__What is needed__
In the material below, find all lines with the string "đang" and copy them.

__Data for this exercise__
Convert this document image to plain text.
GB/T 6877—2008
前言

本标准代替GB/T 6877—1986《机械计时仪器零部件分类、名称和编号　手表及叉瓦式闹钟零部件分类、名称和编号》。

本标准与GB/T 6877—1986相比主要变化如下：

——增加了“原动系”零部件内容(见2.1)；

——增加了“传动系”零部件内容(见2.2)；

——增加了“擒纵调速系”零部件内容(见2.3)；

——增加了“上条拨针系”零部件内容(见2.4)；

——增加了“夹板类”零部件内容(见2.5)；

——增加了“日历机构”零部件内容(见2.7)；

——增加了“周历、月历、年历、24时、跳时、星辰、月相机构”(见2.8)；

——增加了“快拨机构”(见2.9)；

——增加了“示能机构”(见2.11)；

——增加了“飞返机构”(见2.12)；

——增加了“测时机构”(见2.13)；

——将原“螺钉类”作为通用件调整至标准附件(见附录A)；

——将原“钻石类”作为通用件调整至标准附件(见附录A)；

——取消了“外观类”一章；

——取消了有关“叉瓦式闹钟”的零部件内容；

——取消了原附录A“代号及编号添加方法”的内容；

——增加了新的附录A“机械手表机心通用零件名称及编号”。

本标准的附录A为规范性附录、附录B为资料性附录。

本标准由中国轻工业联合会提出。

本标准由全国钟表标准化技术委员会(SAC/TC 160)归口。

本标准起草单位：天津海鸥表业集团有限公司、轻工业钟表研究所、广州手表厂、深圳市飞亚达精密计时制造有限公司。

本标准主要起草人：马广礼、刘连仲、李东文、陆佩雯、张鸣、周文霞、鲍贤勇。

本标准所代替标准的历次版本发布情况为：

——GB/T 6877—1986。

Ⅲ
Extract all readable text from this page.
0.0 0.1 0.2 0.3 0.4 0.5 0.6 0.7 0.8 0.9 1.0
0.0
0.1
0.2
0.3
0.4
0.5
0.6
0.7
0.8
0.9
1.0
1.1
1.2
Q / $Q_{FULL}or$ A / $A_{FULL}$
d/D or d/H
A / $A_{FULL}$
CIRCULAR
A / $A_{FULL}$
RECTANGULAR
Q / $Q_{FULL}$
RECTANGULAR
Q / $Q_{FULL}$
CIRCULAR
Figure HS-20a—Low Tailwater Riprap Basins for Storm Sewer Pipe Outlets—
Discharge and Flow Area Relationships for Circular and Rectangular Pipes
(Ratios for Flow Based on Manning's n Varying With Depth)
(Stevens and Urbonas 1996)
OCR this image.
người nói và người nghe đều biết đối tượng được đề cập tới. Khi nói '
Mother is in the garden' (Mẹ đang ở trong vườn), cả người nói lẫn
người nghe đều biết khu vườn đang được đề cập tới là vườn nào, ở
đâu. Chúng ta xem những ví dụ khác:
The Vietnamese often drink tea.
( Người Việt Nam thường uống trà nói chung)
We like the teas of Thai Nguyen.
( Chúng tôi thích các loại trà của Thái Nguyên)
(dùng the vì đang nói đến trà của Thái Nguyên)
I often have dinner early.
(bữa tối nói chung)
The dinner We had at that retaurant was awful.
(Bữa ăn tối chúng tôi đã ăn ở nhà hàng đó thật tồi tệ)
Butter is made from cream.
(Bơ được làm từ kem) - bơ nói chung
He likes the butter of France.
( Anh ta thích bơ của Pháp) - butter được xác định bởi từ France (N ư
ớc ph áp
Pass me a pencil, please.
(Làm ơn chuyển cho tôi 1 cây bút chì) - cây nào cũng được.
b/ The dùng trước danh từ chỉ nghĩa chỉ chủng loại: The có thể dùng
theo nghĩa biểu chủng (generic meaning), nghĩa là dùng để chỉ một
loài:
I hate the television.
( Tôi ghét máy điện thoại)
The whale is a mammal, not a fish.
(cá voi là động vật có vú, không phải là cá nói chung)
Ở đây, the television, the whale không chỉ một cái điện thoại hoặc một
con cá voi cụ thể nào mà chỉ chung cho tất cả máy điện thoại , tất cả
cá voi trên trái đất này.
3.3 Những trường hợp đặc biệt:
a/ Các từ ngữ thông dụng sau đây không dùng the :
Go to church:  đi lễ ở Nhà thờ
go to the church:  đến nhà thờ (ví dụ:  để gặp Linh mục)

__Result below__
Mother is in the garden' (Mẹ đang ở trong vườn), cả người nói lẫn
người nghe đều biết khu vườn đang được đề cập tới là vườn nào, ở
(dùng the vì đang nói đến trà của Thái Nguyên)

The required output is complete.